→ To be done
Please return the full listing below without altering anything.

▬▬▬▬▬▬

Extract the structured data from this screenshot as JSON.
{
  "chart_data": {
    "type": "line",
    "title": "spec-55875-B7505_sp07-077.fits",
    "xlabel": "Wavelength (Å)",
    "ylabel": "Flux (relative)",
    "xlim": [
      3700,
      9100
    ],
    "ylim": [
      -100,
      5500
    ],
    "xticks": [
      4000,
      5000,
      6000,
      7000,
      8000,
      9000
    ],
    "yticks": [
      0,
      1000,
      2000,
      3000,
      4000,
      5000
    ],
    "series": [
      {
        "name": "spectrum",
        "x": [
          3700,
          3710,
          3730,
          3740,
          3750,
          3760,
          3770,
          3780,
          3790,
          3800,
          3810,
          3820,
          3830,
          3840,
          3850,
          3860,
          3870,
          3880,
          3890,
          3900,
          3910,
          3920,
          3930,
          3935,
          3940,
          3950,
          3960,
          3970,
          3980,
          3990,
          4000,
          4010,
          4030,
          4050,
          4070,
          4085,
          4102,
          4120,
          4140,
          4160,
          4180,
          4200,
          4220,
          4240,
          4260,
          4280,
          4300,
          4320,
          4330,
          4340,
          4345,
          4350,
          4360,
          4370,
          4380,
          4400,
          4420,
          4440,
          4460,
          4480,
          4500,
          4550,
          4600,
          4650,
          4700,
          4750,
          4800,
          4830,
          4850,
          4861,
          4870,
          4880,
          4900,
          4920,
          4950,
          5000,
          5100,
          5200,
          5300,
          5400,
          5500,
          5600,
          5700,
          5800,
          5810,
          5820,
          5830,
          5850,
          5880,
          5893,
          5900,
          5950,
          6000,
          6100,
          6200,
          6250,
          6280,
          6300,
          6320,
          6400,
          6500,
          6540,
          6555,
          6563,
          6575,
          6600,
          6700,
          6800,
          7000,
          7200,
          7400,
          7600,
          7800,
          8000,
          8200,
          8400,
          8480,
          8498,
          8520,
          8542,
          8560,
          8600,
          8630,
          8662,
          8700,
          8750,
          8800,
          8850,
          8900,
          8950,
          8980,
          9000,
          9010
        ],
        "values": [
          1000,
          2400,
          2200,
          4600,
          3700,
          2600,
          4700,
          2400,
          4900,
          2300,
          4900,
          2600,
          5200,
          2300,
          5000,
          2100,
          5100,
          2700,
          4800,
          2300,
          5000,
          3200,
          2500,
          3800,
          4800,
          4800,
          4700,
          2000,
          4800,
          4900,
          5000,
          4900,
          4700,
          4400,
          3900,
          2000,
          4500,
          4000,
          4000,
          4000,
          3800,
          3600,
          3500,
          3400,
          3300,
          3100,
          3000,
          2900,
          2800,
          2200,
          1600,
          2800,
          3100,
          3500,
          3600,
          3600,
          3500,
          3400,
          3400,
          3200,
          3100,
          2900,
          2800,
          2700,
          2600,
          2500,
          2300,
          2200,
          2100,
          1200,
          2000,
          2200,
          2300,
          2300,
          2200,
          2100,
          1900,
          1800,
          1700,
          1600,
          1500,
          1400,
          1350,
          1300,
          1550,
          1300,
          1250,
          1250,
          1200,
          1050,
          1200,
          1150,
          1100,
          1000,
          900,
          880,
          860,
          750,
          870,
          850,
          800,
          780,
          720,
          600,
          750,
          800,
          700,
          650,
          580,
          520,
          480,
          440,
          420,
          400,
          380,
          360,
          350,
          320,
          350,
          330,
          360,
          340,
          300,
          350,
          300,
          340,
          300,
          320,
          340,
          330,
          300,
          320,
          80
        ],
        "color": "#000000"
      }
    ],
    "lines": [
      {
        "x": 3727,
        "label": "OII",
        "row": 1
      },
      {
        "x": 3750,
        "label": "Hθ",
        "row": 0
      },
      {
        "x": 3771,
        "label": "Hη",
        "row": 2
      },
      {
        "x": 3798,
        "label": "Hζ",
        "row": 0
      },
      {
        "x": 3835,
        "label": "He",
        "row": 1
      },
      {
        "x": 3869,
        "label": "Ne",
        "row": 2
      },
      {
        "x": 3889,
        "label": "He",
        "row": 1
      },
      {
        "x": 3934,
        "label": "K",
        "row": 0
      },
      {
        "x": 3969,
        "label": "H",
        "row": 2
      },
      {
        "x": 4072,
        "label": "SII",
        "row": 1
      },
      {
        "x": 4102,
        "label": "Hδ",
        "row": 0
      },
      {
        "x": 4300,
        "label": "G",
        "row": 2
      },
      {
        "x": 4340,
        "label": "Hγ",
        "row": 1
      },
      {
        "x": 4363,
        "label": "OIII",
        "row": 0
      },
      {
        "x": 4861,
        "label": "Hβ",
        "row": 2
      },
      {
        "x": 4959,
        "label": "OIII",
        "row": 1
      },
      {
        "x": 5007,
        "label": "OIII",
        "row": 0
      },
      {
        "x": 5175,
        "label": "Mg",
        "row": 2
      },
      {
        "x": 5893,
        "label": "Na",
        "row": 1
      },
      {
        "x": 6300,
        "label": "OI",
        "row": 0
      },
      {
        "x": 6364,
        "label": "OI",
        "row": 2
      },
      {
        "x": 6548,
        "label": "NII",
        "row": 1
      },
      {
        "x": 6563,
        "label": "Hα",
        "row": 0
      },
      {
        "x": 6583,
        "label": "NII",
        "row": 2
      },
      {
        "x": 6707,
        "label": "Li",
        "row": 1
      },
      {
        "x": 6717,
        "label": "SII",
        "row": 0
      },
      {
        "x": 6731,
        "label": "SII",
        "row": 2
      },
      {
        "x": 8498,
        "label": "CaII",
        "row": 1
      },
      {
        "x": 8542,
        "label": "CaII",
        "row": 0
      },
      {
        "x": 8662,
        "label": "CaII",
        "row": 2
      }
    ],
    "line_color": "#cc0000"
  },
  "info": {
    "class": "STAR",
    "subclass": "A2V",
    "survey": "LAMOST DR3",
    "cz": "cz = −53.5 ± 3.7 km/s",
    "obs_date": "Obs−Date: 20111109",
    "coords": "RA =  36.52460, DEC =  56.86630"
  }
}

▬▬▬▬▬▬

→ Result
Extract the structured data from this screenshot as JSON.
{
  "chart_data": {
    "type": "line",
    "title": "spec-55875-B7505_sp07-077.fits",
    "xlabel": "Wavelength (Å)",
    "ylabel": "Flux (relative)",
    "xlim": [
      3700,
      9100
    ],
    "ylim": [
      -100,
      5500
    ],
    "xticks": [
      4000,
      5000,
      6000,
      7000,
      8000,
      9000
    ],
    "yticks": [
      0,
      1000,
      2000,
      3000,
      4000,
      5000
    ],
    "series": [
      {
        "name": "spectrum",
        "x": [
          3700,
          3710,
          3730,
          3740,
          3750,
          3760,
          3770,
          3780,
          3790,
          3800,
          3810,
          3820,
          3830,
          3840,
          3850,
          3860,
          3870,
          3880,
          3890,
          3900,
          3910,
          3920,
          3930,
          3935,
          3940,
          3950,
          3960,
          3970,
          3980,
          3990,
          4000,
          4010,
          4030,
          4050,
          4070,
          4085,
          4102,
          4120,
          4140,
          4160,
          4180,
          4200,
          4220,
          4240,
          4260,
          4280,
          4300,
          4320,
          4330,
          4340,
          4345,
          4350,
          4360,
          4370,
          4380,
          4400,
          4420,
          4440,
          4460,
          4480,
          4500,
          4550,
          4600,
          4650,
          4700,
          4750,
          4800,
          4830,
          4850,
          4861,
          4870,
          4880,
          4900,
          4920,
          4950,
          5000,
          5100,
          5200,
          5300,
          5400,
          5500,
          5600,
          5700,
          5800,
          5810,
          5820,
          5830,
          5850,
          5880,
          5893,
          5900,
          5950,
          6000,
          6100,
          6200,
          6250,
          6280,
          6300,
          6320,
          6400,
          6500,
          6540,
          6555,
          6563,
          6575,
          6600,
          6700,
          6800,
          7000,
          7200,
          7400,
          7600,
          7800,
          8000,
          8200,
          8400,
          8480,
          8498,
          8520,
          8542,
          8560,
          8600,
          8630,
          8662,
          8700,
          8750,
          8800,
          8850,
          8900,
          8950,
          8980,
          9000,
          9010
        ],
        "values": [
          1000,
          2400,
          2200,
          4600,
          3700,
          2600,
          4700,
          2400,
          4900,
          2300,
          4900,
          2600,
          5200,
          2300,
          5000,
          2100,
          5100,
          2700,
          4800,
          2300,
          5000,
          3200,
          2500,
          3800,
          4800,
          4800,
          4700,
          2000,
          4800,
          4900,
          5000,
          4900,
          4700,
          4400,
          3900,
          2000,
          4500,
          4000,
          4000,
          4000,
          3800,
          3600,
          3500,
          3400,
          3300,
          3100,
          3000,
          2900,
          2800,
          2200,
          1600,
          2800,
          3100,
          3500,
          3600,
          3600,
          3500,
          3400,
          3400,
          3200,
          3100,
          2900,
          2800,
          2700,
          2600,
          2500,
          2300,
          2200,
          2100,
          1200,
          2000,
          2200,
          2300,
          2300,
          2200,
          2100,
          1900,
          1800,
          1700,
          1600,
          1500,
          1400,
          1350,
          1300,
          1550,
          1300,
          1250,
          1250,
          1200,
          1050,
          1200,
          1150,
          1100,
          1000,
          900,
          880,
          860,
          750,
          870,
          850,
          800,
          780,
          720,
          600,
          750,
          800,
          700,
          650,
          580,
          520,
          480,
          440,
          420,
          400,
          380,
          360,
          350,
          320,
          350,
          330,
          360,
          340,
          300,
          350,
          300,
          340,
          300,
          320,
          340,
          330,
          300,
          320,
          80
        ],
        "color": "#000000"
      }
    ],
    "lines": [
      {
        "x": 3727,
        "label": "OII",
        "row": 1
      },
      {
        "x": 3750,
        "label": "Hθ",
        "row": 0
      },
      {
        "x": 3771,
        "label": "Hη",
        "row": 2
      },
      {
        "x": 3798,
        "label": "Hζ",
        "row": 0
      },
      {
        "x": 3835,
        "label": "He",
        "row": 1
      },
      {
        "x": 3869,
        "label": "Ne",
        "row": 2
      },
      {
        "x": 3889,
        "label": "He",
        "row": 1
      },
      {
        "x": 3934,
        "label": "K",
        "row": 0
      },
      {
        "x": 3969,
        "label": "H",
        "row": 2
      },
      {
        "x": 4072,
        "label": "SII",
        "row": 1
      },
      {
        "x": 4102,
        "label": "Hδ",
        "row": 0
      },
      {
        "x": 4300,
        "label": "G",
        "row": 2
      },
      {
        "x": 4340,
        "label": "Hγ",
        "row": 1
      },
      {
        "x": 4363,
        "label": "OIII",
        "row": 0
      },
      {
        "x": 4861,
        "label": "Hβ",
        "row": 2
      },
      {
        "x": 4959,
        "label": "OIII",
        "row": 1
      },
      {
        "x": 5007,
        "label": "OIII",
        "row": 0
      },
      {
        "x": 5175,
        "label": "Mg",
        "row": 2
      },
      {
        "x": 5893,
        "label": "Na",
        "row": 1
      },
      {
        "x": 6300,
        "label": "OI",
        "row": 0
      },
      {
        "x": 6364,
        "label": "OI",
        "row": 2
      },
      {
        "x": 6548,
        "label": "NII",
        "row": 1
      },
      {
        "x": 6563,
        "label": "Hα",
        "row": 0
      },
      {
        "x": 6583,
        "label": "NII",
        "row": 2
      },
      {
        "x": 6707,
        "label": "Li",
        "row": 1
      },
      {
        "x": 6717,
        "label": "SII",
        "row": 0
      },
      {
        "x": 6731,
        "label": "SII",
        "row": 2
      },
      {
        "x": 8498,
        "label": "CaII",
        "row": 1
      },
      {
        "x": 8542,
        "label": "CaII",
        "row": 0
      },
      {
        "x": 8662,
        "label": "CaII",
        "row": 2
      }
    ],
    "line_color": "#cc0000"
  },
  "info": {
    "class": "STAR",
    "subclass": "A2V",
    "survey": "LAMOST DR3",
    "cz": "cz = −53.5 ± 3.7 km/s",
    "obs_date": "Obs−Date: 20111109",
    "coords": "RA =  36.52460, DEC =  56.86630"
  }
}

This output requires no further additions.